#### Given entries:
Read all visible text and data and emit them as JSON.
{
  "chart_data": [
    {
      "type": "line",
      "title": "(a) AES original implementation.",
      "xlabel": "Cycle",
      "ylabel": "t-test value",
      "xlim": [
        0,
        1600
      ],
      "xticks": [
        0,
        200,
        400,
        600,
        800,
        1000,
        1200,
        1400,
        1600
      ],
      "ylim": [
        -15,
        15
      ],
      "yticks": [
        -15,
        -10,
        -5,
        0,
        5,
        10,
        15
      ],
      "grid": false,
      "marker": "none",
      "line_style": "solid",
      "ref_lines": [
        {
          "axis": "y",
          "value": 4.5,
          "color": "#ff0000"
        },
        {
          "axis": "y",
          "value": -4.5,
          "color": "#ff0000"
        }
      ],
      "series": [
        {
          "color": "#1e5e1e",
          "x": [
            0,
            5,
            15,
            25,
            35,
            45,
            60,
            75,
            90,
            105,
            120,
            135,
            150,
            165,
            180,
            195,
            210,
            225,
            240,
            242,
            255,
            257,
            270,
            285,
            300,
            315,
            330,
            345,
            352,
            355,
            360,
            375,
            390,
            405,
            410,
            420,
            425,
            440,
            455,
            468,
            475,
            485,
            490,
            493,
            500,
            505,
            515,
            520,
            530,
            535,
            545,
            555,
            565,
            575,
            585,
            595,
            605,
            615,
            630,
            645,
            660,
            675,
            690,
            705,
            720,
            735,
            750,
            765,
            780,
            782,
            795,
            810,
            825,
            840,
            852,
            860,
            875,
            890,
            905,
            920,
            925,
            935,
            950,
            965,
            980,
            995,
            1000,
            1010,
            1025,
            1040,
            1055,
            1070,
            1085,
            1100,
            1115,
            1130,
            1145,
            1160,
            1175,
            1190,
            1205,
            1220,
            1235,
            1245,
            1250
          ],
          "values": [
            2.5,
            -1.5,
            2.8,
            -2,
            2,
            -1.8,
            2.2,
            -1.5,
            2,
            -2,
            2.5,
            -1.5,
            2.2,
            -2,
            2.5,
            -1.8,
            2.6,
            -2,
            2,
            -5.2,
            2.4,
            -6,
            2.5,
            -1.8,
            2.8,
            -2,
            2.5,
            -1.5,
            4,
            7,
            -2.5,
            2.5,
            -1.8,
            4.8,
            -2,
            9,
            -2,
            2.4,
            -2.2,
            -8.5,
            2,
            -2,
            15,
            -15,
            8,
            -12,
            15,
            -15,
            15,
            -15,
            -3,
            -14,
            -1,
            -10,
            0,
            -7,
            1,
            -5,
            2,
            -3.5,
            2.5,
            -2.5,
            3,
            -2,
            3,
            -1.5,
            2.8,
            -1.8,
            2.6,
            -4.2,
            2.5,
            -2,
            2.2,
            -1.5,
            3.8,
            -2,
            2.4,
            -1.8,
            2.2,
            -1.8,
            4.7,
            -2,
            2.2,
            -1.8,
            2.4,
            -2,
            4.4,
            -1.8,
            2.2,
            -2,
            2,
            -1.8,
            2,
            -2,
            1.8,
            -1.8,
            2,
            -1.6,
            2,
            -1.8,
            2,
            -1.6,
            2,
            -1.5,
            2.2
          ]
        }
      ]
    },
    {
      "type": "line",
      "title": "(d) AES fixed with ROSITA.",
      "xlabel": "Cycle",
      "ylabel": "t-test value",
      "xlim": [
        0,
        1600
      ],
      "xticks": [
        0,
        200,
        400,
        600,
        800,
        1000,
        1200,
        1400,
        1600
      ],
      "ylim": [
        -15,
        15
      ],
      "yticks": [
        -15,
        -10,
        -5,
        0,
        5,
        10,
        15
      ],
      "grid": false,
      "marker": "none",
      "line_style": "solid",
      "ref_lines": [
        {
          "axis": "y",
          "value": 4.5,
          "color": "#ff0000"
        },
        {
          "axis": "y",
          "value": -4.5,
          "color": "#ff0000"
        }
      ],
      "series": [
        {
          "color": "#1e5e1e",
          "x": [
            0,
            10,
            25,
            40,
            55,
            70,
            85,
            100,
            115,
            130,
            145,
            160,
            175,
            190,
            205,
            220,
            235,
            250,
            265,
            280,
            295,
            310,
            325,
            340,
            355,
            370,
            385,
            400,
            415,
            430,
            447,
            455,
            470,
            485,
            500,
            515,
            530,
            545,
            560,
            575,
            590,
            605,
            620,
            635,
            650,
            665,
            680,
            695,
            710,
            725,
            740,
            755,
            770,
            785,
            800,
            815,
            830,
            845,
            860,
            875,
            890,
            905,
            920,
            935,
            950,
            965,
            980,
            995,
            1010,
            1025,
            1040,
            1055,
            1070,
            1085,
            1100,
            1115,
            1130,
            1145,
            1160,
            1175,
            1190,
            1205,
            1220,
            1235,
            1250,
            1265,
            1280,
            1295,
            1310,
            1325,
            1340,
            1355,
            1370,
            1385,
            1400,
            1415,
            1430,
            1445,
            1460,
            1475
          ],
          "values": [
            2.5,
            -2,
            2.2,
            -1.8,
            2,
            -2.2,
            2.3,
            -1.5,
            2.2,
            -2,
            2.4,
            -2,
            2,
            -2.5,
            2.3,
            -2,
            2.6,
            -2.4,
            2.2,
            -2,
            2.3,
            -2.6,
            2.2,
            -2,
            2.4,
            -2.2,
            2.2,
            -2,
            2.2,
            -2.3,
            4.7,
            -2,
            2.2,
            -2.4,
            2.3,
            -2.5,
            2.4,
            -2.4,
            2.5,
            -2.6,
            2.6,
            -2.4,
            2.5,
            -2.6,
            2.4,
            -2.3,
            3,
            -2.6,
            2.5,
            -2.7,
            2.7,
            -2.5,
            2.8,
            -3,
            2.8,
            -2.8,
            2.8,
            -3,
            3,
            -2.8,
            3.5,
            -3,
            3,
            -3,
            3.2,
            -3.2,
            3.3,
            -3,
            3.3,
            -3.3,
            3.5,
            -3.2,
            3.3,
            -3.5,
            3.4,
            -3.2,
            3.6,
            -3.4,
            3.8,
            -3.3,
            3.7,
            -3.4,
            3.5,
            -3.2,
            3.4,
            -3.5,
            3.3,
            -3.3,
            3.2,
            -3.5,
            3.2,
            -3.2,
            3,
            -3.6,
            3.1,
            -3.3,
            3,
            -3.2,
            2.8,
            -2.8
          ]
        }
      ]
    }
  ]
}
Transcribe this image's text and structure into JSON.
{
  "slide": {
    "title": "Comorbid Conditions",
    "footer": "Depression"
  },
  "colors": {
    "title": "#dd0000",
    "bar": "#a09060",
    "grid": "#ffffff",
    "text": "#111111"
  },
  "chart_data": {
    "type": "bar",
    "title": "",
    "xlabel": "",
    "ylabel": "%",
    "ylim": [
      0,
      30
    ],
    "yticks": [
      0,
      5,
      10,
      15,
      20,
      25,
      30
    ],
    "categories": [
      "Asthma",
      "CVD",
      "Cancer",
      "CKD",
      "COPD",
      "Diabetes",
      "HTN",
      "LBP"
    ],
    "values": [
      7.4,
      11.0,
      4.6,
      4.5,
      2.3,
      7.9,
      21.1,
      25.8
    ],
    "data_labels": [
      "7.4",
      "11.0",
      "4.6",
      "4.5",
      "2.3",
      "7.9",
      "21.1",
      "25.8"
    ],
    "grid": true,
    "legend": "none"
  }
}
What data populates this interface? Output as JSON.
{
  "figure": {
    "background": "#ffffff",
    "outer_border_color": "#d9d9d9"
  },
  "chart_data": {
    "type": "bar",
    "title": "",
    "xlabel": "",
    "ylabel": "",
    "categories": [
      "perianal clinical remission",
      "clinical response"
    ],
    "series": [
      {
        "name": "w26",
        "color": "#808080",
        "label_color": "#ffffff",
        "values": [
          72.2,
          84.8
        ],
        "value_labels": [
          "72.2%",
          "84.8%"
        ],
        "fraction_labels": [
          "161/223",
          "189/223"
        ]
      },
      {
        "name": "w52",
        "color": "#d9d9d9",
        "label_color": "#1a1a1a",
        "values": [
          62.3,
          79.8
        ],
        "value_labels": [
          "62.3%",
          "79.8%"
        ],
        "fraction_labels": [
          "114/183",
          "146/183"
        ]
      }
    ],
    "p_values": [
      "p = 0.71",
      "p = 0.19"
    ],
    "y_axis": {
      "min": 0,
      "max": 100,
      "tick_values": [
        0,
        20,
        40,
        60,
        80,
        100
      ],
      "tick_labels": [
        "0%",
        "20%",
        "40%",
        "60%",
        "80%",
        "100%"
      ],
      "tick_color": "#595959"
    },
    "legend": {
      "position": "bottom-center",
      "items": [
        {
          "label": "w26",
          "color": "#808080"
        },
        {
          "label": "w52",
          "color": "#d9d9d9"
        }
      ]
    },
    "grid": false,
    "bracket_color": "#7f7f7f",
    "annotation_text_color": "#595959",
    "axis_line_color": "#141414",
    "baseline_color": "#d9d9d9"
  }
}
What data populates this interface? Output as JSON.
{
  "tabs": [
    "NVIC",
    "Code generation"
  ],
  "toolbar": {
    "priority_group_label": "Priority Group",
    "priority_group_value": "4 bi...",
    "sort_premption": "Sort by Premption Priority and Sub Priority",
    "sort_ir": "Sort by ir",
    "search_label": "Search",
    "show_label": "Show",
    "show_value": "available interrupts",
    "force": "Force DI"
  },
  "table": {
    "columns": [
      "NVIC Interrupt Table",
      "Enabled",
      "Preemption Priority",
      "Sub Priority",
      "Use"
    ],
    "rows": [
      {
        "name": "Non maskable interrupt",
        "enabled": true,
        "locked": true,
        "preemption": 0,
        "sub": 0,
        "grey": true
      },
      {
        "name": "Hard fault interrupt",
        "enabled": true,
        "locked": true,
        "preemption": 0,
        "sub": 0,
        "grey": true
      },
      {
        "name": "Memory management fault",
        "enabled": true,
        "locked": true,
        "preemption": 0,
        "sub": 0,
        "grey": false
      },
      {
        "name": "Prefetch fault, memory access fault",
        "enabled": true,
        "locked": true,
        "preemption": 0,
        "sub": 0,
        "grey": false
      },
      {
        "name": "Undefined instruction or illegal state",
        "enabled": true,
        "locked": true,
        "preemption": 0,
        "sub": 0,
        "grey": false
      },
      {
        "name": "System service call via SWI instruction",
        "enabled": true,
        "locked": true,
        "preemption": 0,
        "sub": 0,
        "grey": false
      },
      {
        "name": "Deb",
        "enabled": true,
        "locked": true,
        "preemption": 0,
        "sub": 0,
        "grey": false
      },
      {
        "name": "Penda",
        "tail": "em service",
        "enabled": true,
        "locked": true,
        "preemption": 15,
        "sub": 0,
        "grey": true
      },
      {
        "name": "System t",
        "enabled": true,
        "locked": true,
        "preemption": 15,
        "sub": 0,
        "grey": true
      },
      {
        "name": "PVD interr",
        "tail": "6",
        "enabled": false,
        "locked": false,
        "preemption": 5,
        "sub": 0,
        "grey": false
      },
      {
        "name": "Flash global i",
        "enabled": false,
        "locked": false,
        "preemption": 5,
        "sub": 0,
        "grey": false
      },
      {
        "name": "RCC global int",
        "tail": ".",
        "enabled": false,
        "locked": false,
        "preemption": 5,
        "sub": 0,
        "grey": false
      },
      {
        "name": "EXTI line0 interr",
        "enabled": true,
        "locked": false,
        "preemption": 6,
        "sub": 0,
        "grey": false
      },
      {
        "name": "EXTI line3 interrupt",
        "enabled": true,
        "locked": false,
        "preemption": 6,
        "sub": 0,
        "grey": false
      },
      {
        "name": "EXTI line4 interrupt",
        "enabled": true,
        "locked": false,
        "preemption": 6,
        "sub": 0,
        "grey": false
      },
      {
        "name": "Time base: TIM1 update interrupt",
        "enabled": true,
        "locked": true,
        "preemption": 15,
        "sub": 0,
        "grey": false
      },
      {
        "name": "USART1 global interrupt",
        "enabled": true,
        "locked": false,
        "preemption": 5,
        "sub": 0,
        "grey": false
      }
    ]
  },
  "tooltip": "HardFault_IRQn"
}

#### Problem description:
Among the lines above, how many contain the string "grid"? State the number alone.

#### The answer:
5